Task instructions
Transcribe all of the material exactly, except for its pictures.

-- Start Task input --

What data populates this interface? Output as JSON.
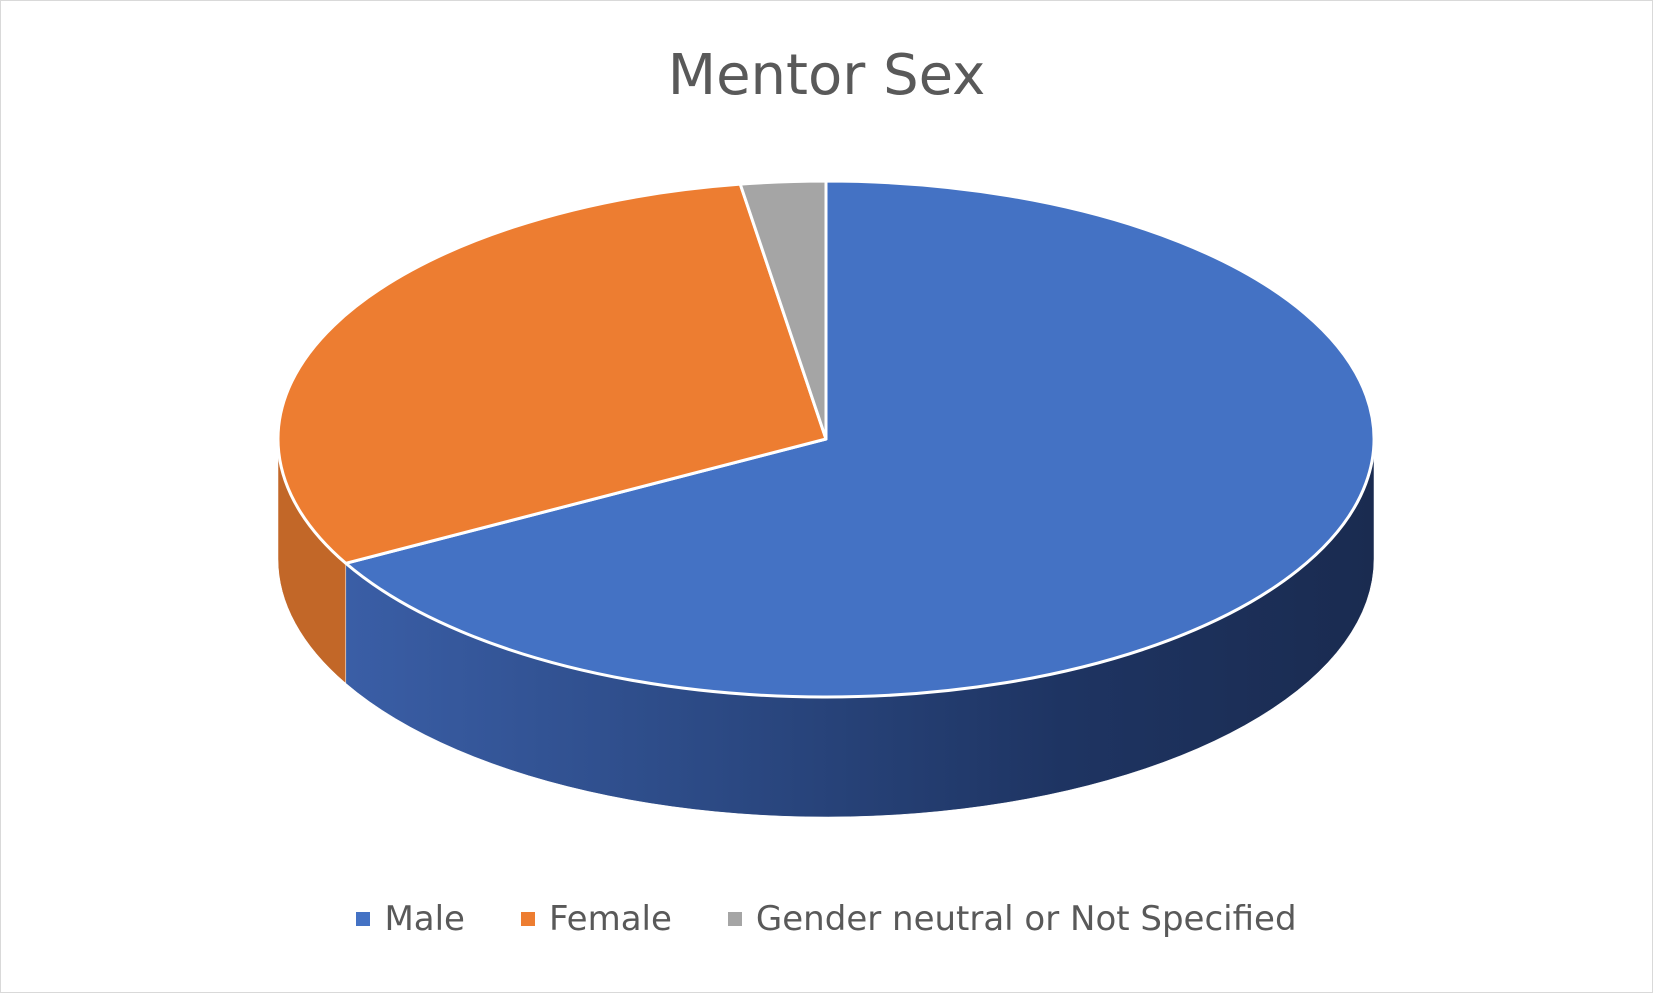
{
  "chart_data": {
    "type": "pie",
    "style": "3d",
    "title": "Mentor Sex",
    "slices": [
      {
        "label": "Male",
        "value": 67,
        "color": "#4472C4"
      },
      {
        "label": "Female",
        "value": 30.5,
        "color": "#ED7D31"
      },
      {
        "label": "Gender neutral or Not Specified",
        "value": 2.5,
        "color": "#A5A5A5"
      }
    ],
    "legend_position": "bottom"
  }
}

-- End Task input --

Complete response
What data populates this interface? Output as JSON.
{
  "chart_data": {
    "type": "pie",
    "style": "3d",
    "title": "Mentor Sex",
    "slices": [
      {
        "label": "Male",
        "value": 67,
        "color": "#4472C4"
      },
      {
        "label": "Female",
        "value": 30.5,
        "color": "#ED7D31"
      },
      {
        "label": "Gender neutral or Not Specified",
        "value": 2.5,
        "color": "#A5A5A5"
      }
    ],
    "legend_position": "bottom"
  }
}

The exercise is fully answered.